Alıntı Metin -
================================
Emsal Mahkeme Kararı Ankara Bölge Adliye Mahkemesi 22. Hukuk Dairesi 2019/1728 E. 2022/540 K. 12.04.2022 T.

Görüntülediğiniz mahkeme kararı kesinleşmiş bir karardır.

T.C. ANKARA BÖLGE ADLİYE MAHKEMESİ BAM 22. HUKUK DAİRESİ

T.C.
A N K A R A
B Ö L G E A D L İ Y E M A H K E M E S İ
22. H U K U K D A İ R E S İ

,,,

T Ü R K M İ L L E T İ A D I N A
İ S T İ N A F K A R A R I
,,,
İNCELENEN KARARIN
MAHKEMESİ : ANKARA 5. ASLİYE TİCARET MAHKEMESİ
TARİHİ : 08/05/2019
ESAS-KARAR NO :,,,
DAVANIN KONUSU : İtirazın İptali
KARAR TARİHİ : 12/04/2022
YAZILDIĞI TARİH : 21/04/2022

Taraflar arasında yukarıda bilgileri belirtilen kararın Dairemizce incelenmesi davalı vekili tarafından istenmiş, 6100 sayılı Hukuk Muhakemeleri Kanunu’nun 352. maddesi uyarınca, yapılan ön inceleme sonucu, istinaf dilekçesinin süresi içinde verildiği ve eksiklik bulunmadığı anlaşıldığından inceleme aşamasına geçilmiştir. İncelemenin dosya üzerinde yapılmasına karar verildi.
================================
Verilen Bilgiler -

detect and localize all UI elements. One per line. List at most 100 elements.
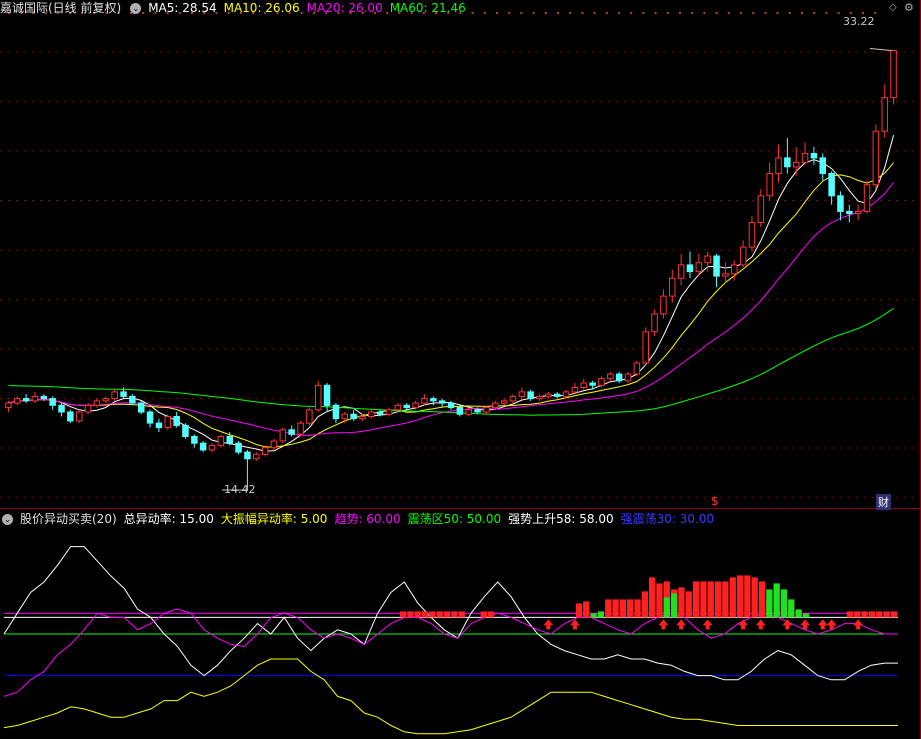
================================
Alıştırma - Mahkeme kararı metnine göre incelenen kararı hangi mahkeme vermiştir, lütfen yazın.

Yazılı Cevap - Ankara 5. Asliye Ticaret Mahkemesi.